▶ Your task: Every line of the listing must be reproduced as it stands. Leave the images behind.

▶ Data for the task:
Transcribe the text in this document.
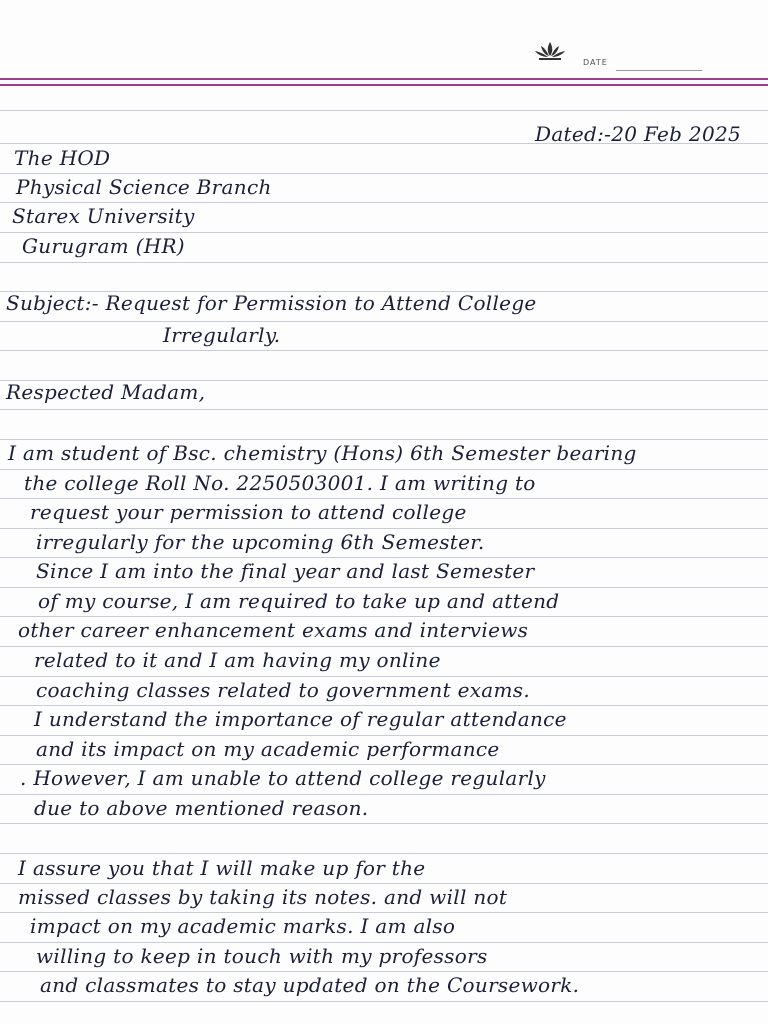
DATE
Dated:-20 Feb 2025
The HOD
Physical Science Branch
Starex University
Gurugram (HR)
Subject:- Request for Permission to Attend College
Irregularly.
Respected Madam,
I am student of Bsc. chemistry (Hons) 6th Semester bearing
the college Roll No. 2250503001. I am writing to
request your permission to attend college
irregularly for the upcoming 6th Semester.
Since I am into the final year and last Semester
of my course, I am required to take up and attend
other career enhancement exams and interviews
related to it and I am having my online
coaching classes related to government exams.
I understand the importance of regular attendance
and its impact on my academic performance
. However, I am unable to attend college regularly
due to above mentioned reason.
I assure you that I will make up for the
missed classes by taking its notes. and will not
impact on my academic marks. I am also
willing to keep in touch with my professors
and classmates to stay updated on the Coursework.
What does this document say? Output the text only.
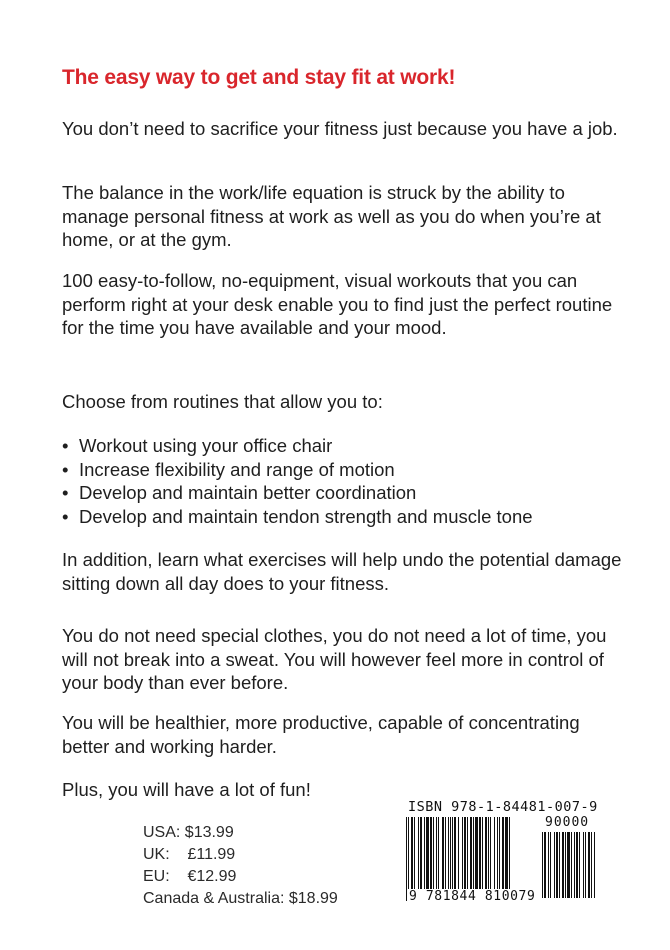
The easy way to get and stay fit at work!

You don’t need to sacrifice your fitness just because you have a job.

The balance in the work/life equation is struck by the ability to manage personal fitness at work as well as you do when you’re at home, or at the gym.

100 easy-to-follow, no-equipment, visual workouts that you can perform right at your desk enable you to find just the perfect routine for the time you have available and your mood.

Choose from routines that allow you to:

• Workout using your office chair
• Increase flexibility and range of motion
• Develop and maintain better coordination
• Develop and maintain tendon strength and muscle tone

In addition, learn what exercises will help undo the potential damage sitting down all day does to your fitness.

You do not need special clothes, you do not need a lot of time, you will not break into a sweat. You will however feel more in control of your body than ever before.

You will be healthier, more productive, capable of concentrating better and working harder.

Plus, you will have a lot of fun!

USA: $13.99
UK:    £11.99
EU:    €12.99
Canada & Australia: $18.99
ISBN 978-1-84481-007-9
90000
9 781844 810079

▶ Output:
Transcribe the text in this document.
DATE
Dated:-20 Feb 2025
The HOD
Physical Science Branch
Starex University
Gurugram (HR)
Subject:- Request for Permission to Attend College
Irregularly.
Respected Madam,
I am student of Bsc. chemistry (Hons) 6th Semester bearing
the college Roll No. 2250503001. I am writing to
request your permission to attend college
irregularly for the upcoming 6th Semester.
Since I am into the final year and last Semester
of my course, I am required to take up and attend
other career enhancement exams and interviews
related to it and I am having my online
coaching classes related to government exams.
I understand the importance of regular attendance
and its impact on my academic performance
. However, I am unable to attend college regularly
due to above mentioned reason.
I assure you that I will make up for the
missed classes by taking its notes. and will not
impact on my academic marks. I am also
willing to keep in touch with my professors
and classmates to stay updated on the Coursework.
What does this document say? Output the text only.
The easy way to get and stay fit at work!

You don’t need to sacrifice your fitness just because you have a job.

The balance in the work/life equation is struck by the ability to manage personal fitness at work as well as you do when you’re at home, or at the gym.

100 easy-to-follow, no-equipment, visual workouts that you can perform right at your desk enable you to find just the perfect routine for the time you have available and your mood.

Choose from routines that allow you to:

• Workout using your office chair
• Increase flexibility and range of motion
• Develop and maintain better coordination
• Develop and maintain tendon strength and muscle tone

In addition, learn what exercises will help undo the potential damage sitting down all day does to your fitness.

You do not need special clothes, you do not need a lot of time, you will not break into a sweat. You will however feel more in control of your body than ever before.

You will be healthier, more productive, capable of concentrating better and working harder.

Plus, you will have a lot of fun!

USA: $13.99
UK:    £11.99
EU:    €12.99
Canada & Australia: $18.99
ISBN 978-1-84481-007-9
90000
9 781844 810079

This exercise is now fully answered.